* Start Data to use *

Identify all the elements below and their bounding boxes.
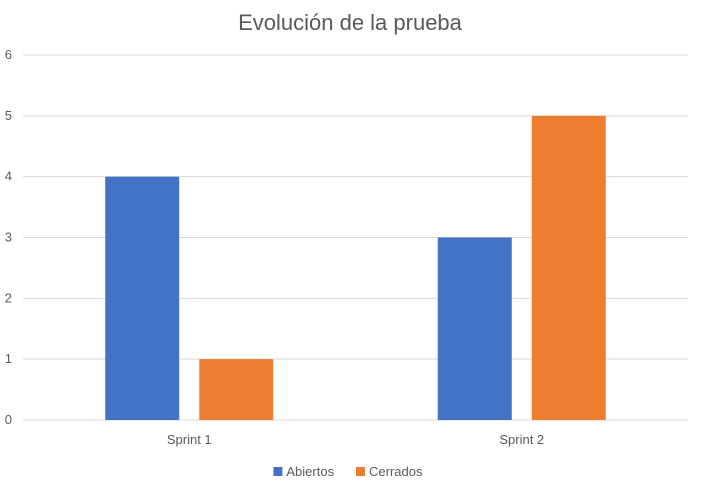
y-tick-label: 4 (5, 169, 12, 184)
bar-abiertos-sprint-1 (105, 176, 180, 420)
legend-label-cerrados: Cerrados (369, 464, 423, 479)
y-tick-label: 5 (5, 108, 12, 123)
legend: Abiertos Cerrados (273, 464, 423, 479)
x-tick-label: Sprint 1 (167, 432, 212, 447)
x-tick-label: Sprint 2 (499, 432, 544, 447)
bar-cerrados-sprint-2 (531, 115, 606, 420)
y-tick-label: 2 (5, 290, 12, 305)
y-tick-label: 3 (5, 230, 12, 245)
y-tick-label: 1 (5, 351, 12, 366)
legend-swatch-abiertos (273, 467, 283, 476)
chart-title: Evolución de la prueba (238, 10, 463, 35)
bars (105, 115, 606, 420)
y-axis-ticks: 0 1 2 3 4 5 6 (5, 47, 12, 427)
y-tick-label: 6 (5, 47, 12, 62)
legend-label-abiertos: Abiertos (286, 464, 334, 479)
legend-swatch-cerrados (356, 467, 365, 476)
bar-abiertos-sprint-2 (437, 237, 512, 420)
x-axis-ticks: Sprint 1 Sprint 2 (167, 432, 544, 447)
bar-cerrados-sprint-1 (199, 359, 274, 420)
y-tick-label: 0 (5, 412, 12, 427)
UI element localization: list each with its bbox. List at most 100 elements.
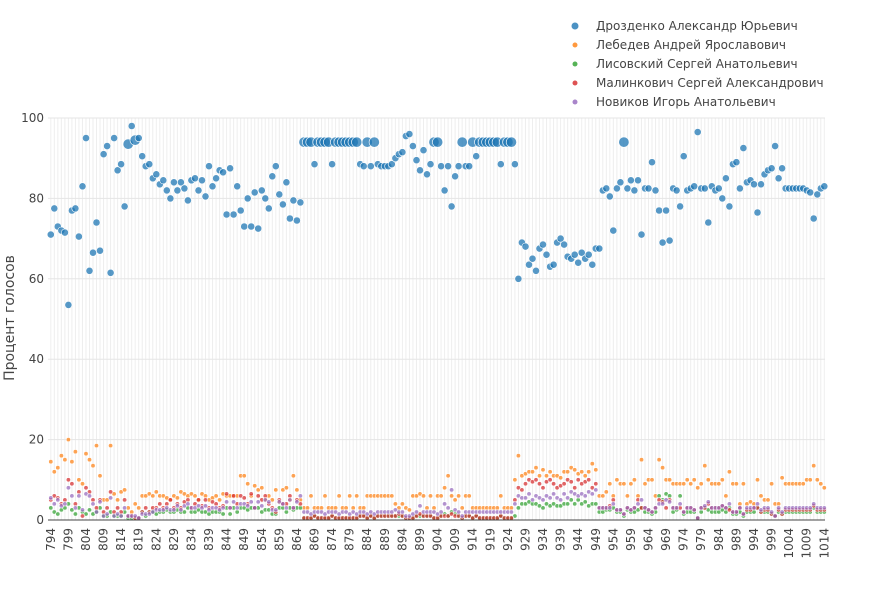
- data-point: [466, 493, 472, 499]
- data-point: [427, 493, 433, 499]
- data-point: [691, 507, 697, 513]
- data-point: [328, 160, 336, 169]
- data-point: [51, 501, 57, 507]
- data-point: [240, 222, 249, 231]
- legend-item[interactable]: Лисовский Сергей Анатольевич: [572, 57, 798, 71]
- legend-label: Лисовский Сергей Анатольевич: [596, 57, 798, 71]
- data-point: [208, 182, 217, 191]
- data-point: [651, 186, 660, 195]
- data-point: [603, 489, 609, 495]
- legend[interactable]: Дрозденко Александр Юрьевич Лебедев Андре…: [571, 19, 824, 109]
- data-point: [273, 507, 279, 513]
- data-point: [716, 481, 722, 487]
- y-tick-label: 100: [21, 111, 44, 125]
- data-point: [227, 511, 233, 517]
- grid: [48, 117, 825, 520]
- x-tick-label: 889: [378, 528, 392, 551]
- data-point: [568, 479, 574, 485]
- data-point: [250, 188, 259, 197]
- data-point: [751, 505, 757, 511]
- data-point: [65, 477, 71, 483]
- data-point: [698, 481, 704, 487]
- x-tick-label: 869: [308, 528, 322, 551]
- data-point: [624, 493, 630, 499]
- legend-item[interactable]: Новиков Игорь Анатольевич: [572, 95, 776, 109]
- data-point: [684, 477, 690, 483]
- data-point: [399, 509, 405, 515]
- x-tick-label: 799: [61, 528, 75, 551]
- data-point: [257, 186, 266, 195]
- data-point: [248, 491, 254, 497]
- data-point: [224, 499, 230, 505]
- data-point: [118, 513, 124, 519]
- data-point: [663, 505, 669, 511]
- data-point: [405, 130, 414, 138]
- data-point: [807, 477, 813, 483]
- data-point: [561, 491, 567, 497]
- data-point: [96, 246, 104, 255]
- x-tick-label: 879: [343, 528, 357, 551]
- data-point: [69, 493, 75, 499]
- data-point: [171, 507, 177, 513]
- data-point: [387, 160, 396, 169]
- data-point: [104, 511, 110, 517]
- data-point: [233, 182, 242, 191]
- data-point: [714, 184, 723, 193]
- data-point: [739, 144, 748, 152]
- x-tick-label: 989: [729, 528, 743, 551]
- data-point: [445, 473, 451, 479]
- data-point: [718, 194, 727, 203]
- data-point: [416, 166, 424, 175]
- x-tick-label: 934: [536, 528, 550, 551]
- legend-item[interactable]: Дрозденко Александр Юрьевич: [571, 19, 798, 33]
- data-point: [83, 451, 89, 457]
- data-point: [72, 511, 78, 517]
- data-point: [610, 501, 616, 507]
- legend-marker: [572, 42, 578, 48]
- y-tick-label: 80: [29, 191, 44, 205]
- data-point: [575, 477, 581, 483]
- data-point: [247, 222, 256, 231]
- data-point: [192, 493, 198, 499]
- x-tick-label: 849: [237, 528, 251, 551]
- data-point: [445, 505, 451, 511]
- legend-item[interactable]: Малинкович Сергей Александрович: [572, 76, 824, 90]
- legend-item[interactable]: Лебедев Андрей Ярославович: [572, 38, 787, 52]
- data-point: [807, 505, 813, 511]
- x-tick-label: 844: [220, 528, 234, 551]
- data-point: [90, 463, 96, 469]
- x-tick-label: 999: [765, 528, 779, 551]
- data-point: [213, 493, 219, 499]
- data-point: [551, 481, 557, 487]
- data-point: [99, 150, 108, 159]
- data-point: [660, 501, 666, 507]
- data-point: [420, 493, 426, 499]
- data-point: [806, 188, 815, 197]
- data-point: [159, 176, 168, 185]
- x-tick-label: 964: [642, 528, 656, 551]
- data-point: [50, 204, 59, 213]
- data-point: [94, 443, 100, 449]
- data-point: [229, 210, 238, 219]
- data-point: [522, 481, 528, 487]
- data-point: [556, 234, 565, 243]
- data-point: [289, 196, 298, 205]
- x-tick-label: 929: [518, 528, 532, 551]
- data-point: [113, 166, 122, 175]
- data-point: [120, 202, 129, 211]
- y-tick-label: 20: [29, 433, 44, 447]
- data-point: [48, 495, 54, 501]
- data-point: [90, 501, 96, 507]
- data-point: [122, 487, 128, 493]
- data-point: [637, 230, 646, 239]
- data-point: [586, 469, 592, 475]
- data-point: [243, 194, 252, 203]
- data-point: [737, 505, 743, 511]
- data-point: [145, 160, 154, 169]
- data-point: [725, 202, 734, 211]
- x-tick-label: 1009: [800, 528, 814, 559]
- data-point: [76, 493, 82, 499]
- data-point: [108, 443, 114, 449]
- data-point: [122, 497, 128, 503]
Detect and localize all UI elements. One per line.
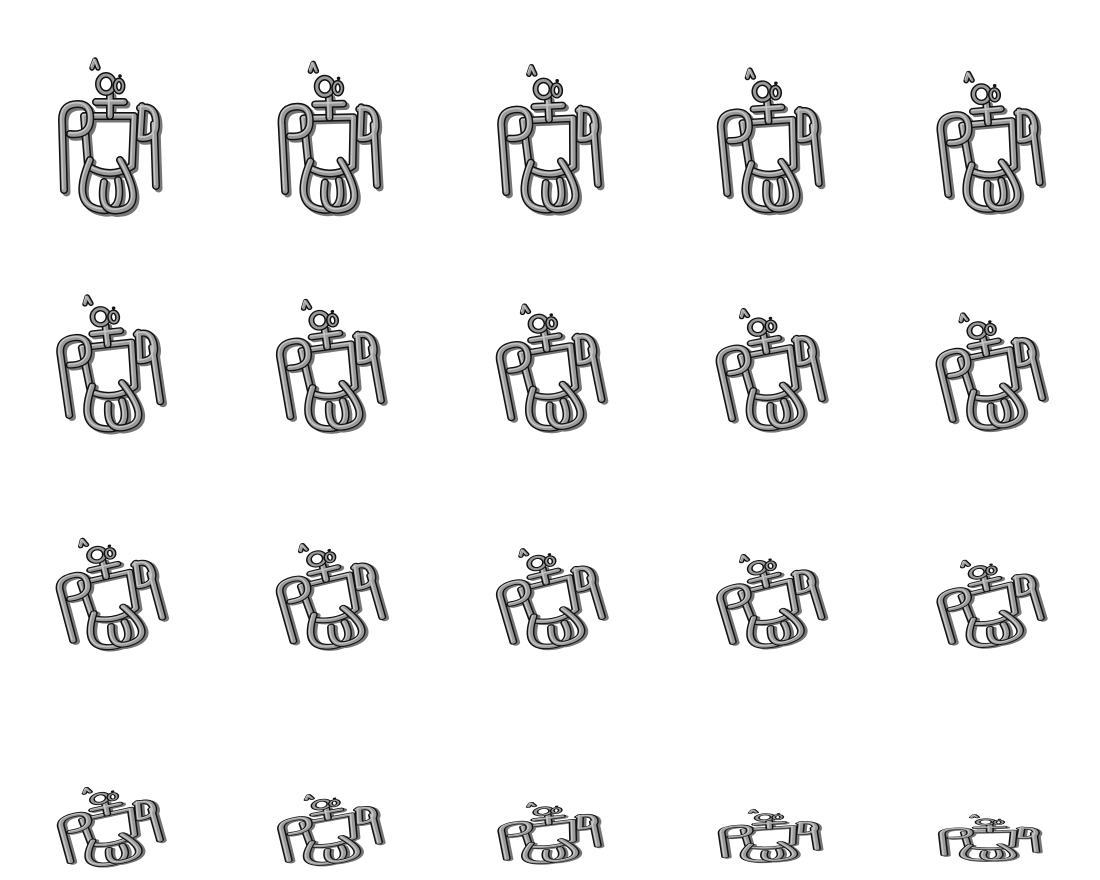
sculpture-frame-4 bbox=[716, 67, 826, 216]
sculpture-frame-13 bbox=[495, 548, 609, 651]
sculpture-frame-6 bbox=[56, 294, 167, 435]
sculpture-frame-16 bbox=[56, 787, 167, 868]
sculpture-frame-3 bbox=[497, 63, 605, 216]
sculpture-frame-14 bbox=[716, 554, 829, 650]
sculpture-frame-12 bbox=[275, 543, 390, 651]
sculpture-frame-11 bbox=[55, 537, 170, 652]
sculpture-frame-1 bbox=[58, 57, 163, 217]
sculpture-frame-8 bbox=[495, 303, 609, 434]
sculpture-frame-2 bbox=[277, 60, 384, 217]
sculpture-frame-5 bbox=[936, 70, 1047, 215]
sculpture-frame-18 bbox=[497, 801, 605, 865]
sculpture-frame-7 bbox=[275, 298, 388, 434]
sculpture-frame-20 bbox=[937, 814, 1043, 862]
sculpture-frame-19 bbox=[717, 808, 824, 864]
sculpture-frame-15 bbox=[936, 559, 1048, 649]
sculpture-frame-9 bbox=[715, 307, 829, 433]
sculpture-frame-10 bbox=[935, 312, 1050, 433]
sculpture-frame-17 bbox=[277, 794, 386, 867]
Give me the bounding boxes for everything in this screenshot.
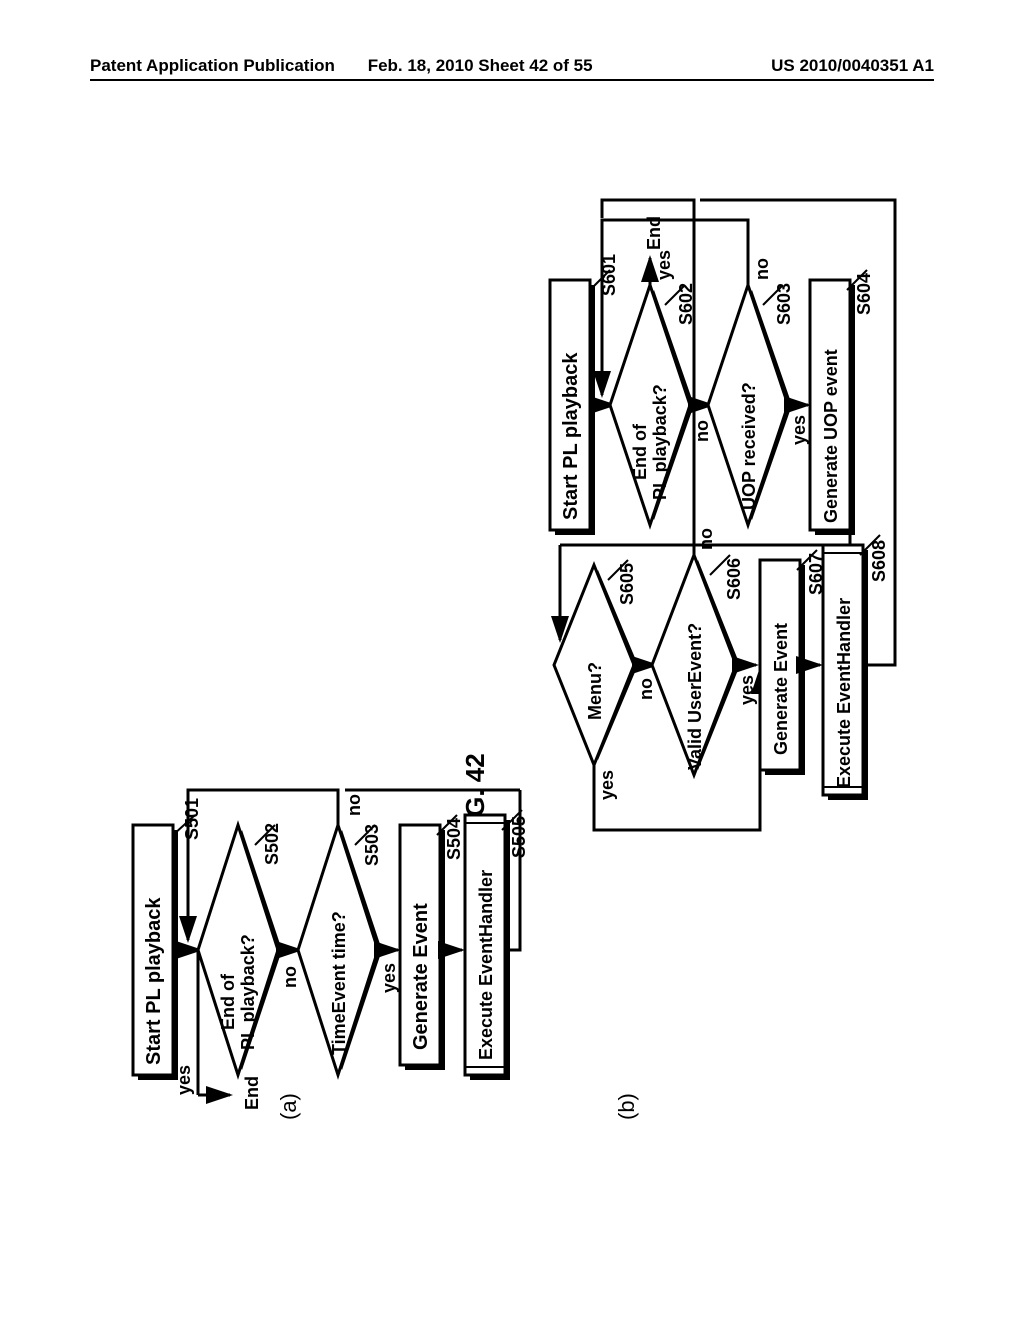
page: Patent Application Publication Feb. 18, … <box>0 0 1024 1320</box>
node-s603: UOP received? S603 <box>708 283 794 525</box>
s504-label: Generate Event <box>410 903 432 1050</box>
s606-yes: yes <box>737 675 757 705</box>
flowchart-svg: Start PL playback S501 End of PL playbac… <box>0 0 1024 1320</box>
node-s606: Valid UserEvent? S606 <box>652 555 744 775</box>
node-s504: Generate Event S504 <box>400 815 464 1070</box>
node-s607: Generate Event S607 <box>760 550 826 775</box>
s601-label: Start PL playback <box>560 352 582 520</box>
s604-label: Generate UOP event <box>821 349 841 523</box>
s605-label: Menu? <box>585 662 605 720</box>
s501-label: Start PL playback <box>143 897 165 1065</box>
node-s608: Execute EventHandler S608 <box>823 535 889 800</box>
node-s502: End of PL playback? S502 <box>198 823 282 1075</box>
node-s601: Start PL playback S601 <box>550 254 619 535</box>
s602-yes: yes <box>654 250 674 280</box>
node-s604: Generate UOP event S604 <box>810 270 874 535</box>
s502-l2: PL playback? <box>238 934 258 1050</box>
s608-label: Execute EventHandler <box>834 598 854 788</box>
node-s602: End of PL playback? S602 <box>610 283 696 525</box>
s605-no: no <box>636 678 656 700</box>
s503-label: TimeEvent time? <box>329 911 349 1055</box>
s603-label: UOP received? <box>739 382 759 510</box>
s606-no: no <box>696 528 716 550</box>
s602-l2: PL playback? <box>650 384 670 500</box>
s503-no: no <box>344 794 364 816</box>
node-s503: TimeEvent time? S503 <box>298 824 382 1075</box>
s602-l1: End of <box>630 423 650 480</box>
s603-no: no <box>752 258 772 280</box>
s603-yes: yes <box>789 415 809 445</box>
s502-no: no <box>280 966 300 988</box>
s608-tag: S608 <box>869 540 889 582</box>
s607-label: Generate Event <box>771 623 791 755</box>
s605-yes: yes <box>597 770 617 800</box>
end-a: End <box>242 1076 262 1110</box>
node-s501: Start PL playback S501 <box>133 798 202 1080</box>
s605-tag: S605 <box>617 563 637 605</box>
s604-tag: S604 <box>854 273 874 315</box>
s503-tag: S503 <box>362 824 382 866</box>
s505-label: Execute EventHandler <box>476 870 496 1060</box>
s606-label: Valid UserEvent? <box>685 623 705 770</box>
s502-yes: yes <box>174 1065 194 1095</box>
node-s605: Menu? S605 <box>554 560 638 765</box>
s503-yes: yes <box>379 963 399 993</box>
s504-tag: S504 <box>444 818 464 860</box>
s502-tag: S502 <box>262 823 282 865</box>
s606-tag: S606 <box>724 558 744 600</box>
s502-l1: End of <box>218 973 238 1030</box>
s603-tag: S603 <box>774 283 794 325</box>
s501-tag: S501 <box>182 798 202 840</box>
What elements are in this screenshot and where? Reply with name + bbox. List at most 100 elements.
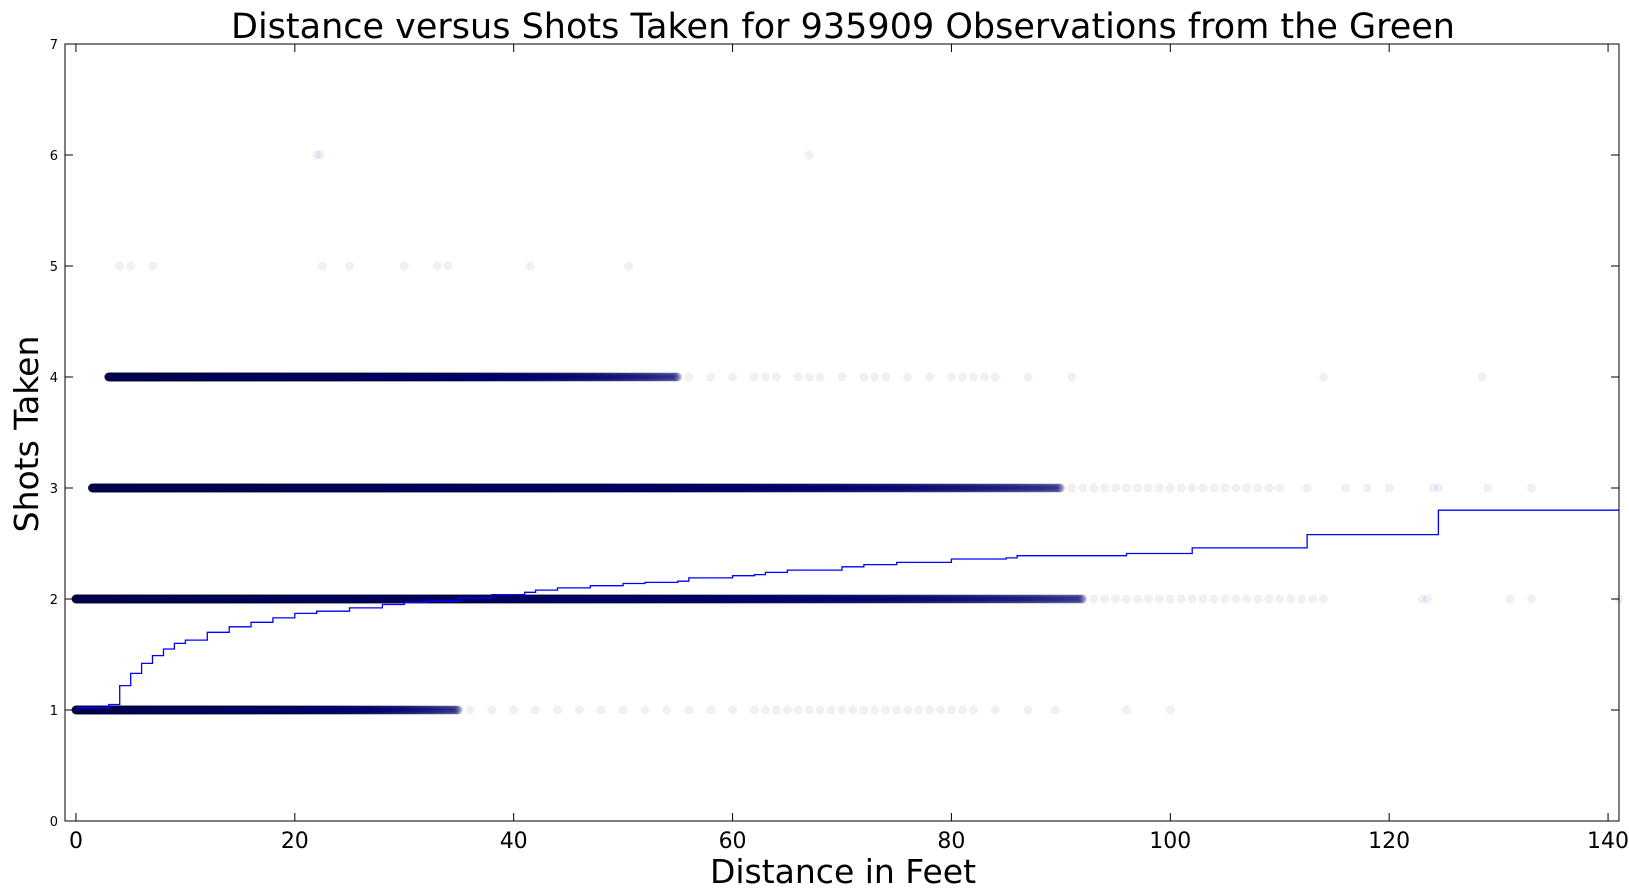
scatter-point bbox=[449, 705, 459, 715]
scatter-point bbox=[1144, 483, 1153, 493]
scatter-point bbox=[611, 594, 621, 604]
scatter-point bbox=[646, 594, 656, 604]
scatter-point bbox=[291, 705, 301, 715]
scatter-point bbox=[1253, 594, 1263, 604]
scatter-point bbox=[327, 705, 337, 715]
scatter-point bbox=[280, 705, 290, 715]
scatter-point bbox=[1198, 594, 1208, 604]
scatter-point bbox=[351, 705, 361, 715]
scatter-point bbox=[283, 705, 293, 715]
scatter-point bbox=[1385, 483, 1394, 493]
scatter-point bbox=[352, 705, 362, 715]
scatter-point bbox=[274, 705, 284, 715]
scatter-point bbox=[441, 705, 451, 715]
scatter-point bbox=[602, 594, 612, 604]
scatter-point bbox=[328, 705, 338, 715]
scatter-point bbox=[426, 705, 436, 715]
scatter-point bbox=[604, 594, 614, 604]
scatter-point bbox=[305, 705, 315, 715]
scatter-point bbox=[637, 594, 647, 604]
scatter-point bbox=[598, 594, 608, 604]
scatter-point bbox=[1133, 594, 1142, 604]
scatter-point bbox=[148, 261, 157, 271]
scatter-point bbox=[419, 705, 429, 715]
scatter-point bbox=[439, 705, 449, 715]
scatter-point bbox=[277, 705, 287, 715]
scatter-point bbox=[369, 705, 379, 715]
scatter-point bbox=[315, 150, 325, 160]
scatter-point bbox=[881, 372, 890, 382]
scatter-point bbox=[1231, 594, 1241, 604]
scatter-point bbox=[1067, 483, 1077, 493]
scatter-point bbox=[327, 705, 337, 715]
scatter-point bbox=[404, 705, 414, 715]
scatter-point bbox=[350, 705, 360, 715]
scatter-point bbox=[626, 594, 636, 604]
scatter-point bbox=[278, 705, 288, 715]
scatter-point bbox=[1122, 594, 1131, 604]
scatter-point bbox=[618, 594, 628, 604]
scatter-point bbox=[338, 705, 348, 715]
scatter-points bbox=[71, 150, 1624, 715]
scatter-point bbox=[618, 705, 628, 715]
scatter-point bbox=[622, 594, 632, 604]
scatter-point bbox=[366, 705, 376, 715]
scatter-point bbox=[624, 594, 634, 604]
scatter-point bbox=[345, 261, 354, 271]
scatter-point bbox=[640, 705, 650, 715]
scatter-point bbox=[365, 705, 375, 715]
scatter-point bbox=[1144, 594, 1153, 604]
scatter-point bbox=[379, 705, 389, 715]
scatter-point bbox=[362, 705, 372, 715]
scatter-point bbox=[606, 594, 616, 604]
scatter-point bbox=[359, 705, 369, 715]
scatter-point bbox=[431, 705, 441, 715]
scatter-point bbox=[446, 705, 456, 715]
scatter-point bbox=[1319, 594, 1328, 604]
scatter-point bbox=[925, 705, 934, 715]
scatter-point bbox=[1078, 594, 1088, 604]
scatter-point bbox=[296, 705, 306, 715]
scatter-point bbox=[1078, 483, 1088, 493]
scatter-point bbox=[631, 594, 641, 604]
scatter-point bbox=[553, 705, 562, 715]
scatter-point bbox=[630, 594, 640, 604]
scatter-point bbox=[335, 705, 345, 715]
scatter-point bbox=[404, 705, 414, 715]
scatter-point bbox=[892, 705, 901, 715]
scatter-point bbox=[339, 705, 349, 715]
scatter-point bbox=[358, 705, 368, 715]
scatter-point bbox=[1242, 594, 1252, 604]
scatter-point bbox=[294, 705, 304, 715]
scatter-point bbox=[662, 705, 672, 715]
scatter-point bbox=[313, 705, 323, 715]
scatter-point bbox=[1155, 594, 1164, 604]
scatter-point bbox=[405, 705, 415, 715]
scatter-point bbox=[411, 705, 421, 715]
scatter-point bbox=[397, 705, 407, 715]
scatter-point bbox=[837, 372, 847, 382]
scatter-point bbox=[1220, 483, 1230, 493]
scatter-point bbox=[453, 705, 463, 715]
scatter-point bbox=[395, 705, 405, 715]
scatter-point bbox=[750, 705, 759, 715]
scatter-point bbox=[1089, 483, 1098, 493]
y-tick-label: 2 bbox=[50, 593, 58, 608]
scatter-point bbox=[275, 705, 285, 715]
scatter-point bbox=[815, 705, 825, 715]
scatter-point bbox=[903, 372, 912, 382]
scatter-point bbox=[402, 705, 412, 715]
scatter-point bbox=[647, 594, 657, 604]
scatter-point bbox=[783, 705, 792, 715]
scatter-point bbox=[487, 705, 496, 715]
scatter-point bbox=[1286, 594, 1295, 604]
scatter-point bbox=[377, 705, 387, 715]
scatter-point bbox=[306, 705, 316, 715]
scatter-point bbox=[859, 705, 869, 715]
scatter-point bbox=[320, 705, 330, 715]
scatter-point bbox=[390, 705, 400, 715]
scatter-point bbox=[848, 705, 858, 715]
scatter-point bbox=[443, 705, 453, 715]
scatter-point bbox=[1100, 483, 1109, 493]
x-tick-label: 140 bbox=[1587, 829, 1629, 854]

* End Data to use *

• _What the task requires_:
Return the lines in the part of the box coordinate listings that opens with the line containing "sculpture-frame-4 bbox=[716, 67, 826, 216]" and closes with the line containing "sculpture-frame-1 bbox=[58, 57, 163, 217]", copying each line unchanged.

• _Response_:
sculpture-frame-4 bbox=[716, 67, 826, 216]
sculpture-frame-13 bbox=[495, 548, 609, 651]
sculpture-frame-6 bbox=[56, 294, 167, 435]
sculpture-frame-16 bbox=[56, 787, 167, 868]
sculpture-frame-3 bbox=[497, 63, 605, 216]
sculpture-frame-14 bbox=[716, 554, 829, 650]
sculpture-frame-12 bbox=[275, 543, 390, 651]
sculpture-frame-11 bbox=[55, 537, 170, 652]
sculpture-frame-1 bbox=[58, 57, 163, 217]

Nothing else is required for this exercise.